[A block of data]
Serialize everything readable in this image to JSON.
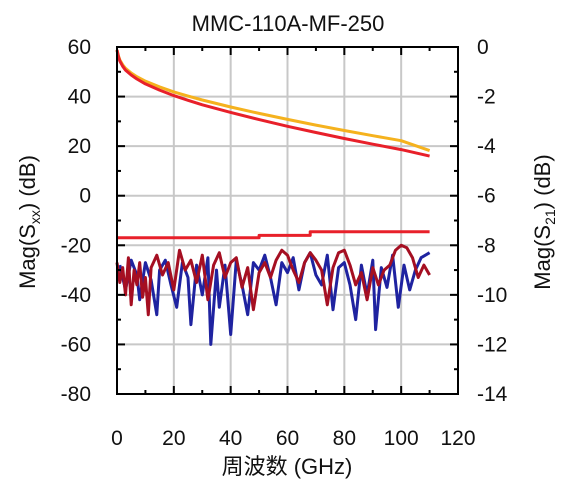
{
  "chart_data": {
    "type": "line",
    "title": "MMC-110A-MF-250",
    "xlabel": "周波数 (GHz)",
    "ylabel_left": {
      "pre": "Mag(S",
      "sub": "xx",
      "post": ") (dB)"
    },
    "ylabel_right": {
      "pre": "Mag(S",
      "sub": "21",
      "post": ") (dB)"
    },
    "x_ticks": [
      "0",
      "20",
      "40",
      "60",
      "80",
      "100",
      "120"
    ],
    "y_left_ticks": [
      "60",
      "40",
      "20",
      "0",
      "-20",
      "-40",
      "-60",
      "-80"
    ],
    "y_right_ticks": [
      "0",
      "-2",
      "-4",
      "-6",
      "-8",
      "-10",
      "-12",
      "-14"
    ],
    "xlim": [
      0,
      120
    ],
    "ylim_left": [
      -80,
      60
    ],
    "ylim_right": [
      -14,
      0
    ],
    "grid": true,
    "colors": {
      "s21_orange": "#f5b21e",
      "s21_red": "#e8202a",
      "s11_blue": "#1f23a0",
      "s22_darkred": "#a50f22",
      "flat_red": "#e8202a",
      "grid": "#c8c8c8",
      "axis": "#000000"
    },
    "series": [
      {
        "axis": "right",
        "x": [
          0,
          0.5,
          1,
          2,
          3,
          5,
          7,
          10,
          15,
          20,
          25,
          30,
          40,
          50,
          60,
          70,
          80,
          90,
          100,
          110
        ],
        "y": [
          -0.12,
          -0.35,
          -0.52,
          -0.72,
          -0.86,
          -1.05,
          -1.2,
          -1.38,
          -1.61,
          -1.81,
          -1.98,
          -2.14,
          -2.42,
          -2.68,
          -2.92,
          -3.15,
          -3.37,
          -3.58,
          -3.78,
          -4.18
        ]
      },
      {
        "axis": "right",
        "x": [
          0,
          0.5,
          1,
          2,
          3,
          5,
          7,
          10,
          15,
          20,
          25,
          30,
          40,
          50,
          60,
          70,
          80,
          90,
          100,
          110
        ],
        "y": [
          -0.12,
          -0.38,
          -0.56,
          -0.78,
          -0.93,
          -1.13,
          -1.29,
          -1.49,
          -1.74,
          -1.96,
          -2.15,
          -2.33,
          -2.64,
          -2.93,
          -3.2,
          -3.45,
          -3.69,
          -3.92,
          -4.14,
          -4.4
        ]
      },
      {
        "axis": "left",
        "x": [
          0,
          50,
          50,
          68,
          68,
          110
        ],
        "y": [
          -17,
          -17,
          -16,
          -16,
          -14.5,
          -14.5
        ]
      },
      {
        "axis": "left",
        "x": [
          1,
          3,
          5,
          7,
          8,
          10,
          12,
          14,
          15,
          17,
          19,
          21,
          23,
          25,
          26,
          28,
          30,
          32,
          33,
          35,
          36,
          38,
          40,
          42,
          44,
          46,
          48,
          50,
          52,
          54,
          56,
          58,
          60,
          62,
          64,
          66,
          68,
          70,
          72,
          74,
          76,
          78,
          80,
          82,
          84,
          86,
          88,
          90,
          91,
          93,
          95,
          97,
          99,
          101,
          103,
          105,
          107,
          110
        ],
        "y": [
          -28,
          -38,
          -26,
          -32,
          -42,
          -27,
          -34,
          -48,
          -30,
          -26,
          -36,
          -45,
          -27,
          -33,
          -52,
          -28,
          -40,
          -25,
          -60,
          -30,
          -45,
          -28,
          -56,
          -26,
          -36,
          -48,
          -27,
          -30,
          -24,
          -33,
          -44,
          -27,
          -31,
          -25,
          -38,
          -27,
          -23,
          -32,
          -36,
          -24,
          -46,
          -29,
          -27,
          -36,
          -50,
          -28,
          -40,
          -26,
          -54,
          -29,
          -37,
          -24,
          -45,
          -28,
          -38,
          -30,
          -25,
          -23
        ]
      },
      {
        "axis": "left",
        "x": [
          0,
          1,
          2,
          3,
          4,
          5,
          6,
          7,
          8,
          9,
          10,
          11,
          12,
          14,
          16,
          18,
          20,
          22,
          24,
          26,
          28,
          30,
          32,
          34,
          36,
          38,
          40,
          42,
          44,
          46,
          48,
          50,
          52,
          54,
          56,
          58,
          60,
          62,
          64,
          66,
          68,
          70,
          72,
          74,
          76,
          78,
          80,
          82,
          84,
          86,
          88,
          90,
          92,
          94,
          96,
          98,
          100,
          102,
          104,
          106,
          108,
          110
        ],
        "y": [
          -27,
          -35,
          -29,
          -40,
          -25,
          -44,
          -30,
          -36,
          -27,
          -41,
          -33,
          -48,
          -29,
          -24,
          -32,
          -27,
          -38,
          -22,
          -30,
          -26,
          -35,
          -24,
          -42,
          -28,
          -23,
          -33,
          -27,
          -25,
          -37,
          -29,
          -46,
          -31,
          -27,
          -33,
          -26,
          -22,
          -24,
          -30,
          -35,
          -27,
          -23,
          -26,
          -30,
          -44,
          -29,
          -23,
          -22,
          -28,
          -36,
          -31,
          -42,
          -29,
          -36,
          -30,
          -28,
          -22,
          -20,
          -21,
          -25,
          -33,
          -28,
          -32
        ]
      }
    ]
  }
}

**Short exercise:** Copy out each line word for word, please, skipping the images.

**The answer:**
Serialize everything readable in this image to JSON.
{
  "chart_data": {
    "type": "line",
    "title": "MMC-110A-MF-250",
    "xlabel": "周波数 (GHz)",
    "ylabel_left": {
      "pre": "Mag(S",
      "sub": "xx",
      "post": ") (dB)"
    },
    "ylabel_right": {
      "pre": "Mag(S",
      "sub": "21",
      "post": ") (dB)"
    },
    "x_ticks": [
      "0",
      "20",
      "40",
      "60",
      "80",
      "100",
      "120"
    ],
    "y_left_ticks": [
      "60",
      "40",
      "20",
      "0",
      "-20",
      "-40",
      "-60",
      "-80"
    ],
    "y_right_ticks": [
      "0",
      "-2",
      "-4",
      "-6",
      "-8",
      "-10",
      "-12",
      "-14"
    ],
    "xlim": [
      0,
      120
    ],
    "ylim_left": [
      -80,
      60
    ],
    "ylim_right": [
      -14,
      0
    ],
    "grid": true,
    "colors": {
      "s21_orange": "#f5b21e",
      "s21_red": "#e8202a",
      "s11_blue": "#1f23a0",
      "s22_darkred": "#a50f22",
      "flat_red": "#e8202a",
      "grid": "#c8c8c8",
      "axis": "#000000"
    },
    "series": [
      {
        "axis": "right",
        "x": [
          0,
          0.5,
          1,
          2,
          3,
          5,
          7,
          10,
          15,
          20,
          25,
          30,
          40,
          50,
          60,
          70,
          80,
          90,
          100,
          110
        ],
        "y": [
          -0.12,
          -0.35,
          -0.52,
          -0.72,
          -0.86,
          -1.05,
          -1.2,
          -1.38,
          -1.61,
          -1.81,
          -1.98,
          -2.14,
          -2.42,
          -2.68,
          -2.92,
          -3.15,
          -3.37,
          -3.58,
          -3.78,
          -4.18
        ]
      },
      {
        "axis": "right",
        "x": [
          0,
          0.5,
          1,
          2,
          3,
          5,
          7,
          10,
          15,
          20,
          25,
          30,
          40,
          50,
          60,
          70,
          80,
          90,
          100,
          110
        ],
        "y": [
          -0.12,
          -0.38,
          -0.56,
          -0.78,
          -0.93,
          -1.13,
          -1.29,
          -1.49,
          -1.74,
          -1.96,
          -2.15,
          -2.33,
          -2.64,
          -2.93,
          -3.2,
          -3.45,
          -3.69,
          -3.92,
          -4.14,
          -4.4
        ]
      },
      {
        "axis": "left",
        "x": [
          0,
          50,
          50,
          68,
          68,
          110
        ],
        "y": [
          -17,
          -17,
          -16,
          -16,
          -14.5,
          -14.5
        ]
      },
      {
        "axis": "left",
        "x": [
          1,
          3,
          5,
          7,
          8,
          10,
          12,
          14,
          15,
          17,
          19,
          21,
          23,
          25,
          26,
          28,
          30,
          32,
          33,
          35,
          36,
          38,
          40,
          42,
          44,
          46,
          48,
          50,
          52,
          54,
          56,
          58,
          60,
          62,
          64,
          66,
          68,
          70,
          72,
          74,
          76,
          78,
          80,
          82,
          84,
          86,
          88,
          90,
          91,
          93,
          95,
          97,
          99,
          101,
          103,
          105,
          107,
          110
        ],
        "y": [
          -28,
          -38,
          -26,
          -32,
          -42,
          -27,
          -34,
          -48,
          -30,
          -26,
          -36,
          -45,
          -27,
          -33,
          -52,
          -28,
          -40,
          -25,
          -60,
          -30,
          -45,
          -28,
          -56,
          -26,
          -36,
          -48,
          -27,
          -30,
          -24,
          -33,
          -44,
          -27,
          -31,
          -25,
          -38,
          -27,
          -23,
          -32,
          -36,
          -24,
          -46,
          -29,
          -27,
          -36,
          -50,
          -28,
          -40,
          -26,
          -54,
          -29,
          -37,
          -24,
          -45,
          -28,
          -38,
          -30,
          -25,
          -23
        ]
      },
      {
        "axis": "left",
        "x": [
          0,
          1,
          2,
          3,
          4,
          5,
          6,
          7,
          8,
          9,
          10,
          11,
          12,
          14,
          16,
          18,
          20,
          22,
          24,
          26,
          28,
          30,
          32,
          34,
          36,
          38,
          40,
          42,
          44,
          46,
          48,
          50,
          52,
          54,
          56,
          58,
          60,
          62,
          64,
          66,
          68,
          70,
          72,
          74,
          76,
          78,
          80,
          82,
          84,
          86,
          88,
          90,
          92,
          94,
          96,
          98,
          100,
          102,
          104,
          106,
          108,
          110
        ],
        "y": [
          -27,
          -35,
          -29,
          -40,
          -25,
          -44,
          -30,
          -36,
          -27,
          -41,
          -33,
          -48,
          -29,
          -24,
          -32,
          -27,
          -38,
          -22,
          -30,
          -26,
          -35,
          -24,
          -42,
          -28,
          -23,
          -33,
          -27,
          -25,
          -37,
          -29,
          -46,
          -31,
          -27,
          -33,
          -26,
          -22,
          -24,
          -30,
          -35,
          -27,
          -23,
          -26,
          -30,
          -44,
          -29,
          -23,
          -22,
          -28,
          -36,
          -31,
          -42,
          -29,
          -36,
          -30,
          -28,
          -22,
          -20,
          -21,
          -25,
          -33,
          -28,
          -32
        ]
      }
    ]
  }
}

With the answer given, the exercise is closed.